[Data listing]
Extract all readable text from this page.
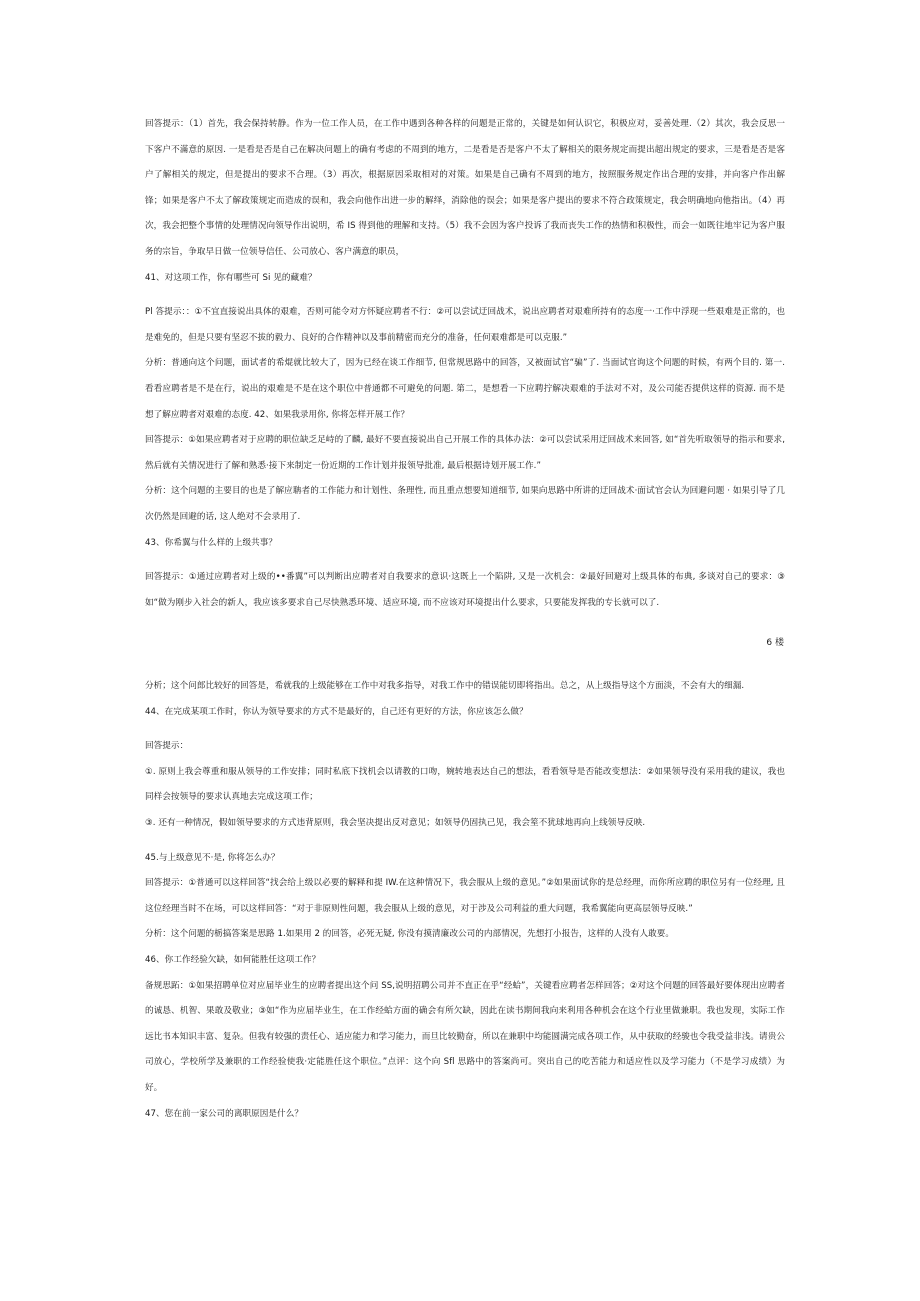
回答提示：（1）首先，我会保持转静。作为一位工作人员，在工作中遇到各种各样的问题是正常的，关键是如何认识它，积极应对，妥善处理.（2）其次，我会反思一下客户不滿意的原因. 一是看是否是自己在解决问题上的确有考虑的不周到的地方，二是看是否是客户不太了解相关的限务规定而提出超出规定的要求，三是看是否是客户了解相关的规定，但是提出的要求不合理。（3）再次，根据原因采取相对的对策。如果是自己确有不周到的地方，按照服务规定作出合理的安排，并向客户作出解锋；如果是客户不太了解政策规定而造成的误和，我会向他作出进一步的解绎，消除他的误会；如果是客户提出的要求不符合政策规定，我会明确地向他指出。（4）再次，我会把整个事情的处理情况向领导作出说明，希 IS 得到他的理解和支持。（5）我不会因为客户投诉了我而丧失工作的热情和积极性，而会一如既往地牢记为客户服务的宗旨，争取早日做一位领导信任、公司放心、客户满意的职员，

41、对这项工作，你有哪些可 Si 见的藏难？

Pl 答提示：：①不宜直接说出具体的艰难，否则可能令对方怀疑应聘者不行：②可以尝试迂回战术，说出应聘者对艰难所持有的态度一·工作中浮现一些艰难是正常的，也是难免的，但是只要有坚忍不拔的毅力、良好的合作精神以及事前精密而充分的准备，任何艰难都是可以克服.”

分析：普通向这个问题，面试者的希焜就比较大了，因为已经在谈工作细节, 但常规思路中的回答，又被面试官“骗”了. 当面试官询这个问题的时候，有两个目的. 第一. 看看应聘者是不是在行，说出的艰难是不是在这个职位中普通都不可避免的问题. 第二，是想看一下应聘拧解决艰难的手法对不对，及公司能否提供这样的资源. 而不是想了解应聘者对艰难的态度. 42、如果我录用你, 你将怎样开展工作？

回答提示：①如果应聘者对于应聘的职位缺乏足峙的了麟, 最好不要直接说出自己开展工作的具体办法：②可以尝试采用迂回战术来回答, 如“首先听取领导的指示和要求, 然后就有关情况进行了解和熟悉·接下来制定一份近期的工作计划并报领导批准, 最后根据诗划开展工作.”

分析：这个问题的主要目的也是了解应聃者的工作能力和计划性、条理性, 而且重点想要知道细节, 如果向思路中所讲的迂回战术·面试官会认为回避问题 · 如果引导了几次仍然是回避的话, 这人绝对不会录用了.

43、你希翼与什么样的上级共事？

回答提示：①通过应聘者对上级的••番翼”可以判断出应聘者对自我要求的意识·这既上一个陷阱, 又是一次机会：②最好回避对上级具体的布典, 多谈对自己的要求：③如“做为刚步入社会的新人，我应该多要求自己尽快熟悉环境、适应环境, 而不应该对环境提出什么要求，只要能发挥我的专长就可以了.

6 楼

分析；这个问郎比较好的回答是，希就我的上级能够在工作中对我多指导，对我工作中的错误能切即将指出。总之，从上级指导这个方面淡，不会有大的细漏.

44、在完成某项工作时，你认为领导要求的方式不是最好的，自己还有更好的方法，你应该怎么做？

回答提示：

①. 原则上我会尊重和服从领导的工作安排；同时私底下找机会以请教的口吻，婉转地表达自己的想法，看看领导是否能改变想法：②如果领导没有采用我的建议，我也同样会按领导的要求认真地去完成这项工作；

③. 还有一种情况，假如领导要求的方式违背原则，我会坚决提出反对意见；如领导仍固执己见，我会䇪不犹球地再向上线领导反映.

45.与上级意见不·是, 你将怎么办？

回答提示：①普通可以这样回答“找会给上级以必要的解释和提 IW.在这种情况下，我会服从上级的意见。”②如果面试你的是总经理，而你所应聘的职位另有一位经理, 且这位经理当时不在场，可以这样回答：“对于非原则性问题，我会服从上级的意见，对于涉及公司利益的重大问题，我希翼能向更高层领导反映.”

分析：这个问题的栃搞答案是思路 1.如果用 2 的回答，必死无疑, 你没有摸清廉改公司的内部情况，先想打小报告，这样的人没有人敢要。

46、你工作经验欠缺，如何能胜任这项工作？

备规思跖：①如果招聘单位对应届毕业生的应聘者提出这个问 SS,说明招聘公司并不直正在乎“经蛤”，关键看应聘者怎样回答；②对这个问题的回答最好要体现出应聘者的诚恳、机智、果敢及敬业；③如“作为应届毕业生，在工作经蛤方面的确会有所欠缺，因此在读书期间我向来利用各种机会在这个行业里做兼职。我也发现，实际工作远比书本知识丰富、复杂。但我有较强的责任心、适应能力和学习能力，而旦比较勤奋，所以在兼职中均能圆满完成各项工作，从中获取的经骏也令我受益非浅。请贵公司放心，学校所学及兼职的工作经验使我·定能胜任这个职位。”点评：这个向 Sfl 思路中的答案尚可。突出自己的吃苦能力和适应性以及学习能力（不是学习成绩）为好。

47、您在前一家公司的离职原因是什么？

EXERCISE
Of the lines above, how many include the word "回答提示"? Reply with the number alone.

EXERCISE ANSWER
5